## [STATED PROBLEM]
Output the material below in its entirety, exactly as given.

## [DATA SECTION]

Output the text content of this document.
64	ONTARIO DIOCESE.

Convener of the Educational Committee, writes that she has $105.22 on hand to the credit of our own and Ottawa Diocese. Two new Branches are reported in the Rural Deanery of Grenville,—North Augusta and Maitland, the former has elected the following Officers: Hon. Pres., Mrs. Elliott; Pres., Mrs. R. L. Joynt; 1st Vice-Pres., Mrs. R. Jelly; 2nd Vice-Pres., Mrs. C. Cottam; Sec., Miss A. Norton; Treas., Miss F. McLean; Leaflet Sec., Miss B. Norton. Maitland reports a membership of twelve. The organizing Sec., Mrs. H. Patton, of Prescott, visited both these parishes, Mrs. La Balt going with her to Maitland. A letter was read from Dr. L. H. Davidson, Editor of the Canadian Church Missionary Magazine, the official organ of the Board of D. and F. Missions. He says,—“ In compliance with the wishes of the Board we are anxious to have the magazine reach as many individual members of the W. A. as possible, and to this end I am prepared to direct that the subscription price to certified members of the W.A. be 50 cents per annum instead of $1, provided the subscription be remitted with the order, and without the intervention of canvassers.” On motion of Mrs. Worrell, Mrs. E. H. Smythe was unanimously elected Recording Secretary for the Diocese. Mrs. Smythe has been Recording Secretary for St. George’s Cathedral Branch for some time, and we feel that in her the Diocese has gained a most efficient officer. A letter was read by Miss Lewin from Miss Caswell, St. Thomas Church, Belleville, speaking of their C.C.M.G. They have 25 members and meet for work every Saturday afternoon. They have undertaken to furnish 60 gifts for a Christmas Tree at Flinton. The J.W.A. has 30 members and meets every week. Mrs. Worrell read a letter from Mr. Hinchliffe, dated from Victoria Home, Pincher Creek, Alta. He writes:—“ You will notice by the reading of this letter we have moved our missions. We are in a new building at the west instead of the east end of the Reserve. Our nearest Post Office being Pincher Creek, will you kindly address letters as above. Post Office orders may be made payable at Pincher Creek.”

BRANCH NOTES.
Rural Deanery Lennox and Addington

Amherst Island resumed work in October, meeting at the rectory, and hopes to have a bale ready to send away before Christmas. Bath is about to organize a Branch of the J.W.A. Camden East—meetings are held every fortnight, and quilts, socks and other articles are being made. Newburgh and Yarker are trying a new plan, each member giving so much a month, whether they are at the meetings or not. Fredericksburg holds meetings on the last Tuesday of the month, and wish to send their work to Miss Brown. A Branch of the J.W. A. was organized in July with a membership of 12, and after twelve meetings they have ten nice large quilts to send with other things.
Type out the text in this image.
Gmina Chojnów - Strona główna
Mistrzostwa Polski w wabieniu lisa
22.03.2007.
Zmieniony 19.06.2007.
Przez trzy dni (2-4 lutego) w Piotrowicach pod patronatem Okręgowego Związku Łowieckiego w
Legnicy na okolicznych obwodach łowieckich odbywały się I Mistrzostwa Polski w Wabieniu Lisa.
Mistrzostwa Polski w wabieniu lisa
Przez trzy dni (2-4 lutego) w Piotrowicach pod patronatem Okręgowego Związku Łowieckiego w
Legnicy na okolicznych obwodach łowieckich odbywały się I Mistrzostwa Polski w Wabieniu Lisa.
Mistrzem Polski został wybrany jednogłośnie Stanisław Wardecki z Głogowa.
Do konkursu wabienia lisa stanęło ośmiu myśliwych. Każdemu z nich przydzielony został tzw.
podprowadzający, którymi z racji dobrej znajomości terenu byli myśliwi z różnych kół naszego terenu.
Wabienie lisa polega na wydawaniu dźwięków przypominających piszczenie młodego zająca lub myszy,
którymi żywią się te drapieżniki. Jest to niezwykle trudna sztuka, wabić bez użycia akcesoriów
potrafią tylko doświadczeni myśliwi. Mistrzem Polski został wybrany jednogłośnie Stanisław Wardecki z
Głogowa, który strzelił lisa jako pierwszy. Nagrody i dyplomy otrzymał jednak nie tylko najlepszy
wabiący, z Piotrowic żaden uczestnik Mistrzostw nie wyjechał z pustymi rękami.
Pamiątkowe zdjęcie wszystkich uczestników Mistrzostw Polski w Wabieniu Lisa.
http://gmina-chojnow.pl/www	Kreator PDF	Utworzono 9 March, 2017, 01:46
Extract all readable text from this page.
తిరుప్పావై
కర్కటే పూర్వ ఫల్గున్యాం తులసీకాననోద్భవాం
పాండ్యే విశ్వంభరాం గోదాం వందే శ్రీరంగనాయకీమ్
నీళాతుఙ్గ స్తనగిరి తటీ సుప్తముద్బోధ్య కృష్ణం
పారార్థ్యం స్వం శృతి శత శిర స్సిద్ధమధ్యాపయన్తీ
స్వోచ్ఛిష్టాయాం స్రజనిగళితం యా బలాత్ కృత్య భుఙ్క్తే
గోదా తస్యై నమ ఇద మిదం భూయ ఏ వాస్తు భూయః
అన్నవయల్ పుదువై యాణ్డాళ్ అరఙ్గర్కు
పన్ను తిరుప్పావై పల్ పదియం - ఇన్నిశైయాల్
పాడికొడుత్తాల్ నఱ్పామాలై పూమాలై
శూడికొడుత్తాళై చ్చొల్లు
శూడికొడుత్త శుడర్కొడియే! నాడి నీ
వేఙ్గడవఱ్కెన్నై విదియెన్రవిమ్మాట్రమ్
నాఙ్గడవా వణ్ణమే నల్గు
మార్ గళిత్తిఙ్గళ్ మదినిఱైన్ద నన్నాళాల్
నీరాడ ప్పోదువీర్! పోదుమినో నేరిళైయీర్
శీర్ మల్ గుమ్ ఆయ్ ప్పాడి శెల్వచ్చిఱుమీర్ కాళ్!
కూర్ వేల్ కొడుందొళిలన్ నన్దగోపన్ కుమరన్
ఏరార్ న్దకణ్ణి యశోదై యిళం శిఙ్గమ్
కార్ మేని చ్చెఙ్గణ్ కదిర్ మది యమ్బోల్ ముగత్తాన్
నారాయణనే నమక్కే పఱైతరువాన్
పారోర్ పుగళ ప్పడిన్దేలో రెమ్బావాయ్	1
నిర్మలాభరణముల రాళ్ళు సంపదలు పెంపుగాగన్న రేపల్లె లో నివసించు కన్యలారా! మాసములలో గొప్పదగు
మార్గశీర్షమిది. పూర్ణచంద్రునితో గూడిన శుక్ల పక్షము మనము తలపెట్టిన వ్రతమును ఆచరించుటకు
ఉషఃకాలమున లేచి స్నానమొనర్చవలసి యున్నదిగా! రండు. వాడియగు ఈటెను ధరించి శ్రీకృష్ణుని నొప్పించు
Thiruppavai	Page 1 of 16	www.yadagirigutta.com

## [SOLVED EXERCISE]
Output the text content of this document.
64	ONTARIO DIOCESE.

Convener of the Educational Committee, writes that she has $105.22 on hand to the credit of our own and Ottawa Diocese. Two new Branches are reported in the Rural Deanery of Grenville,—North Augusta and Maitland, the former has elected the following Officers: Hon. Pres., Mrs. Elliott; Pres., Mrs. R. L. Joynt; 1st Vice-Pres., Mrs. R. Jelly; 2nd Vice-Pres., Mrs. C. Cottam; Sec., Miss A. Norton; Treas., Miss F. McLean; Leaflet Sec., Miss B. Norton. Maitland reports a membership of twelve. The organizing Sec., Mrs. H. Patton, of Prescott, visited both these parishes, Mrs. La Balt going with her to Maitland. A letter was read from Dr. L. H. Davidson, Editor of the Canadian Church Missionary Magazine, the official organ of the Board of D. and F. Missions. He says,—“ In compliance with the wishes of the Board we are anxious to have the magazine reach as many individual members of the W. A. as possible, and to this end I am prepared to direct that the subscription price to certified members of the W.A. be 50 cents per annum instead of $1, provided the subscription be remitted with the order, and without the intervention of canvassers.” On motion of Mrs. Worrell, Mrs. E. H. Smythe was unanimously elected Recording Secretary for the Diocese. Mrs. Smythe has been Recording Secretary for St. George’s Cathedral Branch for some time, and we feel that in her the Diocese has gained a most efficient officer. A letter was read by Miss Lewin from Miss Caswell, St. Thomas Church, Belleville, speaking of their C.C.M.G. They have 25 members and meet for work every Saturday afternoon. They have undertaken to furnish 60 gifts for a Christmas Tree at Flinton. The J.W.A. has 30 members and meets every week. Mrs. Worrell read a letter from Mr. Hinchliffe, dated from Victoria Home, Pincher Creek, Alta. He writes:—“ You will notice by the reading of this letter we have moved our missions. We are in a new building at the west instead of the east end of the Reserve. Our nearest Post Office being Pincher Creek, will you kindly address letters as above. Post Office orders may be made payable at Pincher Creek.”

BRANCH NOTES.
Rural Deanery Lennox and Addington

Amherst Island resumed work in October, meeting at the rectory, and hopes to have a bale ready to send away before Christmas. Bath is about to organize a Branch of the J.W.A. Camden East—meetings are held every fortnight, and quilts, socks and other articles are being made. Newburgh and Yarker are trying a new plan, each member giving so much a month, whether they are at the meetings or not. Fredericksburg holds meetings on the last Tuesday of the month, and wish to send their work to Miss Brown. A Branch of the J.W. A. was organized in July with a membership of 12, and after twelve meetings they have ten nice large quilts to send with other things.
Type out the text in this image.
Gmina Chojnów - Strona główna
Mistrzostwa Polski w wabieniu lisa
22.03.2007.
Zmieniony 19.06.2007.
Przez trzy dni (2-4 lutego) w Piotrowicach pod patronatem Okręgowego Związku Łowieckiego w
Legnicy na okolicznych obwodach łowieckich odbywały się I Mistrzostwa Polski w Wabieniu Lisa.
Mistrzostwa Polski w wabieniu lisa
Przez trzy dni (2-4 lutego) w Piotrowicach pod patronatem Okręgowego Związku Łowieckiego w
Legnicy na okolicznych obwodach łowieckich odbywały się I Mistrzostwa Polski w Wabieniu Lisa.
Mistrzem Polski został wybrany jednogłośnie Stanisław Wardecki z Głogowa.
Do konkursu wabienia lisa stanęło ośmiu myśliwych. Każdemu z nich przydzielony został tzw.
podprowadzający, którymi z racji dobrej znajomości terenu byli myśliwi z różnych kół naszego terenu.
Wabienie lisa polega na wydawaniu dźwięków przypominających piszczenie młodego zająca lub myszy,
którymi żywią się te drapieżniki. Jest to niezwykle trudna sztuka, wabić bez użycia akcesoriów
potrafią tylko doświadczeni myśliwi. Mistrzem Polski został wybrany jednogłośnie Stanisław Wardecki z
Głogowa, który strzelił lisa jako pierwszy. Nagrody i dyplomy otrzymał jednak nie tylko najlepszy
wabiący, z Piotrowic żaden uczestnik Mistrzostw nie wyjechał z pustymi rękami.
Pamiątkowe zdjęcie wszystkich uczestników Mistrzostw Polski w Wabieniu Lisa.
http://gmina-chojnow.pl/www	Kreator PDF	Utworzono 9 March, 2017, 01:46
Extract all readable text from this page.
తిరుప్పావై
కర్కటే పూర్వ ఫల్గున్యాం తులసీకాననోద్భవాం
పాండ్యే విశ్వంభరాం గోదాం వందే శ్రీరంగనాయకీమ్
నీళాతుఙ్గ స్తనగిరి తటీ సుప్తముద్బోధ్య కృష్ణం
పారార్థ్యం స్వం శృతి శత శిర స్సిద్ధమధ్యాపయన్తీ
స్వోచ్ఛిష్టాయాం స్రజనిగళితం యా బలాత్ కృత్య భుఙ్క్తే
గోదా తస్యై నమ ఇద మిదం భూయ ఏ వాస్తు భూయః
అన్నవయల్ పుదువై యాణ్డాళ్ అరఙ్గర్కు
పన్ను తిరుప్పావై పల్ పదియం - ఇన్నిశైయాల్
పాడికొడుత్తాల్ నఱ్పామాలై పూమాలై
శూడికొడుత్తాళై చ్చొల్లు
శూడికొడుత్త శుడర్కొడియే! నాడి నీ
వేఙ్గడవఱ్కెన్నై విదియెన్రవిమ్మాట్రమ్
నాఙ్గడవా వణ్ణమే నల్గు
మార్ గళిత్తిఙ్గళ్ మదినిఱైన్ద నన్నాళాల్
నీరాడ ప్పోదువీర్! పోదుమినో నేరిళైయీర్
శీర్ మల్ గుమ్ ఆయ్ ప్పాడి శెల్వచ్చిఱుమీర్ కాళ్!
కూర్ వేల్ కొడుందొళిలన్ నన్దగోపన్ కుమరన్
ఏరార్ న్దకణ్ణి యశోదై యిళం శిఙ్గమ్
కార్ మేని చ్చెఙ్గణ్ కదిర్ మది యమ్బోల్ ముగత్తాన్
నారాయణనే నమక్కే పఱైతరువాన్
పారోర్ పుగళ ప్పడిన్దేలో రెమ్బావాయ్	1
నిర్మలాభరణముల రాళ్ళు సంపదలు పెంపుగాగన్న రేపల్లె లో నివసించు కన్యలారా! మాసములలో గొప్పదగు
మార్గశీర్షమిది. పూర్ణచంద్రునితో గూడిన శుక్ల పక్షము మనము తలపెట్టిన వ్రతమును ఆచరించుటకు
ఉషఃకాలమున లేచి స్నానమొనర్చవలసి యున్నదిగా! రండు. వాడియగు ఈటెను ధరించి శ్రీకృష్ణుని నొప్పించు
Thiruppavai	Page 1 of 16	www.yadagirigutta.com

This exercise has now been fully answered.